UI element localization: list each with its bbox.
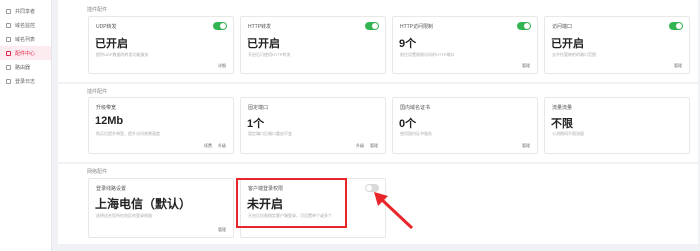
section-title: 插件配件 — [87, 89, 108, 95]
user-icon — [6, 8, 11, 14]
card-label: 升级带宽 — [96, 105, 117, 111]
http-limit-toggle[interactable] — [517, 22, 531, 30]
monitor-icon — [6, 22, 11, 28]
sidebar-item-domains[interactable]: 域名列表 — [0, 32, 51, 46]
card-value: 已开启 — [551, 38, 584, 50]
card-http-limit: HTTP访问限制 9个 前往设置限制访问的HTTP端口 管理 — [392, 16, 538, 74]
card-login-route: 登录线路设置 上海电信（默认） 选择适合您所在地区的登录线路 管理 — [88, 178, 234, 238]
manage-link[interactable]: 管理 — [522, 63, 530, 69]
sidebar-item-logs[interactable]: 登录日志 — [0, 74, 51, 88]
card-access-port: 访问端口 已开启 允许托管映射的端口范围 管理 — [544, 16, 690, 74]
card-value: 已开启 — [247, 38, 280, 50]
card-desc: 选择适合您所在地区的登录线路 — [96, 213, 152, 218]
card-desc: 使用国内证书服务 — [400, 131, 432, 136]
card-value: 已开启 — [95, 38, 128, 50]
app-window: 共同享者 域名监控 域名列表 配件中心 路由器 登录日志 插件配件 UDP转发 … — [0, 0, 700, 251]
access-port-toggle[interactable] — [669, 22, 683, 30]
card-value: 上海电信（默认） — [95, 197, 192, 211]
sidebar-item-label: 登录日志 — [15, 78, 36, 85]
sidebar-item-router[interactable]: 路由器 — [0, 60, 51, 74]
card-label: HTTP转发 — [248, 24, 272, 30]
card-domain-cert: 国内域名证书 0个 使用国内证书服务 管理 — [392, 97, 538, 154]
sidebar-item-label: 配件中心 — [15, 50, 36, 57]
card-udp: UDP转发 已开启 提供UDP数据的转发功能服务 详细 — [88, 16, 234, 74]
udp-toggle[interactable] — [213, 22, 227, 30]
section-title: 网络配件 — [87, 169, 108, 175]
sidebar-item-monitor[interactable]: 域名监控 — [0, 18, 51, 32]
sidebar: 共同享者 域名监控 域名列表 配件中心 路由器 登录日志 — [0, 0, 52, 251]
card-desc: 提供UDP数据的转发功能服务 — [96, 52, 149, 57]
log-icon — [6, 78, 11, 84]
card-value: 1个 — [247, 118, 265, 130]
card-http: HTTP转发 已开启 开启后可使用HTTP转发 — [240, 16, 386, 74]
upgrade-link[interactable]: 升级 — [356, 143, 364, 149]
upgrade-link[interactable]: 升级 — [218, 143, 226, 149]
sidebar-item-label: 共同享者 — [15, 8, 36, 15]
card-label: HTTP访问限制 — [400, 24, 434, 30]
manage-link[interactable]: 管理 — [370, 143, 378, 149]
card-label: UDP转发 — [96, 24, 117, 30]
card-label: 流量流量 — [552, 105, 573, 111]
plugin-icon — [6, 50, 11, 56]
card-desc: 购买后提升带宽，提升访问效果速度 — [96, 131, 160, 136]
sidebar-item-label: 路由器 — [15, 64, 31, 71]
card-value: 不限 — [551, 118, 573, 130]
router-icon — [6, 64, 11, 70]
highlight-box — [236, 178, 347, 228]
sidebar-item-label: 域名列表 — [15, 36, 36, 43]
card-value: 9个 — [399, 38, 417, 50]
list-icon — [6, 36, 11, 42]
card-bandwidth: 升级带宽 12Mb 购买后提升带宽，提升访问效果速度 续费 升级 — [88, 97, 234, 154]
manage-link[interactable]: 管理 — [522, 143, 530, 149]
manage-link[interactable]: 管理 — [674, 63, 682, 69]
renew-link[interactable]: 续费 — [204, 143, 212, 149]
card-fixed-port: 固定端口 1个 固定端口后端口重启不变 升级 管理 — [240, 97, 386, 154]
card-label: 固定端口 — [248, 105, 269, 111]
card-label: 访问端口 — [552, 24, 573, 30]
sidebar-item-label: 域名监控 — [15, 22, 36, 29]
card-desc: 公测期间不限流量 — [552, 131, 584, 136]
sidebar-item-shared[interactable]: 共同享者 — [0, 4, 51, 18]
card-traffic: 流量流量 不限 公测期间不限流量 — [544, 97, 690, 154]
section-title: 插件配件 — [87, 7, 108, 13]
red-arrow-icon — [374, 192, 414, 230]
card-label: 登录线路设置 — [96, 186, 127, 192]
sidebar-item-plugins[interactable]: 配件中心 — [0, 46, 51, 60]
http-toggle[interactable] — [365, 22, 379, 30]
manage-link[interactable]: 管理 — [218, 227, 226, 233]
main-content: 插件配件 UDP转发 已开启 提供UDP数据的转发功能服务 详细 HTTP转发 … — [52, 0, 700, 251]
card-desc: 允许托管映射的端口范围 — [552, 52, 596, 57]
card-desc: 固定端口后端口重启不变 — [248, 131, 292, 136]
card-desc: 前往设置限制访问的HTTP端口 — [400, 52, 455, 57]
card-desc: 开启后可使用HTTP转发 — [248, 52, 291, 57]
detail-link[interactable]: 详细 — [218, 63, 226, 69]
card-value: 0个 — [399, 118, 417, 130]
card-value: 12Mb — [95, 115, 124, 127]
card-label: 国内域名证书 — [400, 105, 431, 111]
***
» **WORK INSTRUCTIONS**:
Convert every line of the records above into a Markdown table with the columns "Row" and "Line", numbering the rows in order and skipping blank lines. Leave the pictures out.

» **ANSWER FOR THE TASK**:
| Row | Line |
|---|---|
| 1 | UI element localization: list each with its bbox. |
| 2 | section-title: 插件配件 — [87, 89, 108, 95] |
| 3 | user-icon — [6, 8, 11, 14] |
| 4 | card-label: 升级带宽 — [96, 105, 117, 111] |
| 5 | http-limit-toggle[interactable] — [517, 22, 531, 30] |
| 6 | monitor-icon — [6, 22, 11, 28] |
| 7 | sidebar-item-domains[interactable]: 域名列表 — [0, 32, 51, 46] |
| 8 | card-value: 已开启 — [551, 38, 584, 50] |
| 9 | card-http-limit: HTTP访问限制 9个 前往设置限制访问的HTTP端口 管理 — [392, 16, 538, 74] |
| 10 | card-login-route: 登录线路设置 上海电信（默认） 选择适合您所在地区的登录线路 管理 — [88, 178, 234, 238] |
| 11 | manage-link[interactable]: 管理 — [522, 63, 530, 69] |
| 12 | sidebar-item-logs[interactable]: 登录日志 — [0, 74, 51, 88] |
| 13 | card-access-port: 访问端口 已开启 允许托管映射的端口范围 管理 — [544, 16, 690, 74] |
| 14 | card-value: 已开启 — [247, 38, 280, 50] |
| 15 | card-desc: 选择适合您所在地区的登录线路 — [96, 213, 152, 218] |
| 16 | card-desc: 使用国内证书服务 — [400, 131, 432, 136] |
| 17 | card-value: 已开启 — [95, 38, 128, 50] |
| 18 | app-window: 共同享者 域名监控 域名列表 配件中心 路由器 登录日志 插件配件 UDP转发 … — [0, 0, 700, 251] |
| 19 | access-port-toggle[interactable] — [669, 22, 683, 30] |
| 20 | card-value: 上海电信（默认） — [95, 197, 192, 211] |
| 21 | sidebar-item-label: 登录日志 — [15, 78, 36, 85] |
| 22 | sidebar-item-router[interactable]: 路由器 — [0, 60, 51, 74] |
| 23 | card-label: HTTP转发 — [248, 24, 272, 30] |
| 24 | card-domain-cert: 国内域名证书 0个 使用国内证书服务 管理 — [392, 97, 538, 154] |
| 25 | sidebar-item-label: 配件中心 — [15, 50, 36, 57] |
| 26 | card-udp: UDP转发 已开启 提供UDP数据的转发功能服务 详细 — [88, 16, 234, 74] |
| 27 | udp-toggle[interactable] — [213, 22, 227, 30] |
| 28 | section-title: 网络配件 — [87, 169, 108, 175] |
| 29 | sidebar-item-monitor[interactable]: 域名监控 — [0, 18, 51, 32] |
| 30 | sidebar: 共同享者 域名监控 域名列表 配件中心 路由器 登录日志 — [0, 0, 52, 251] |
| 31 | card-desc: 提供UDP数据的转发功能服务 — [96, 52, 149, 57] |
| 32 | log-icon — [6, 78, 11, 84] |
| 33 | card-value: 1个 — [247, 118, 265, 130] |
| 34 | card-http: HTTP转发 已开启 开启后可使用HTTP转发 — [240, 16, 386, 74] |
| 35 | upgrade-link[interactable]: 升级 — [356, 143, 364, 149] |
| 36 | upgrade-link[interactable]: 升级 — [218, 143, 226, 149] |
| 37 | sidebar-item-label: 共同享者 — [15, 8, 36, 15] |
| 38 | card-label: HTTP访问限制 — [400, 24, 434, 30] |
| 39 | manage-link[interactable]: 管理 — [370, 143, 378, 149] |
| 40 | card-label: UDP转发 — [96, 24, 117, 30] |
| 41 | card-label: 流量流量 — [552, 105, 573, 111] |
| 42 | plugin-icon — [6, 50, 11, 56] |
| 43 | card-desc: 购买后提升带宽，提升访问效果速度 — [96, 131, 160, 136] |
| 44 | sidebar-item-label: 路由器 — [15, 64, 31, 71] |
| 45 | card-value: 不限 — [551, 118, 573, 130] |
| 46 | router-icon — [6, 64, 11, 70] |
| 47 | highlight-box — [236, 178, 347, 228] |
| 48 | sidebar-item-label: 域名列表 — [15, 36, 36, 43] |
| 49 | card-value: 9个 — [399, 38, 417, 50] |
| 50 | list-icon — [6, 36, 11, 42] |
| 51 | card-bandwidth: 升级带宽 12Mb 购买后提升带宽，提升访问效果速度 续费 升级 — [88, 97, 234, 154] |
| 52 | manage-link[interactable]: 管理 — [522, 143, 530, 149] |
| 53 | manage-link[interactable]: 管理 — [674, 63, 682, 69] |
| 54 | renew-link[interactable]: 续费 — [204, 143, 212, 149] |
| 55 | card-fixed-port: 固定端口 1个 固定端口后端口重启不变 升级 管理 — [240, 97, 386, 154] |
| 56 | card-label: 固定端口 — [248, 105, 269, 111] |
| 57 | card-label: 访问端口 — [552, 24, 573, 30] |
| 58 | sidebar-item-label: 域名监控 — [15, 22, 36, 29] |
| 59 | card-desc: 公测期间不限流量 — [552, 131, 584, 136] |
| 60 | sidebar-item-shared[interactable]: 共同享者 — [0, 4, 51, 18] |
| 61 | card-traffic: 流量流量 不限 公测期间不限流量 — [544, 97, 690, 154] |
| 62 | section-title: 插件配件 — [87, 7, 108, 13] |
| 63 | red-arrow-icon — [374, 192, 414, 230] |
| 64 | card-label: 登录线路设置 — [96, 186, 127, 192] |
| 65 | sidebar-item-plugins[interactable]: 配件中心 — [0, 46, 51, 60] |
| 66 | http-toggle[interactable] — [365, 22, 379, 30] |
| 67 | manage-link[interactable]: 管理 — [218, 227, 226, 233] |
| 68 | main-content: 插件配件 UDP转发 已开启 提供UDP数据的转发功能服务 详细 HTTP转发 … — [52, 0, 700, 251] |
| 69 | card-desc: 允许托管映射的端口范围 — [552, 52, 596, 57] |
| 70 | card-desc: 固定端口后端口重启不变 — [248, 131, 292, 136] |
| 71 | card-desc: 前往设置限制访问的HTTP端口 — [400, 52, 455, 57] |
| 72 | card-desc: 开启后可使用HTTP转发 — [248, 52, 291, 57] |
| 73 | detail-link[interactable]: 详细 — [218, 63, 226, 69] |
| 74 | card-value: 0个 — [399, 118, 417, 130] |
| 75 | card-value: 12Mb — [95, 115, 124, 127] |
| 76 | card-label: 国内域名证书 — [400, 105, 431, 111] |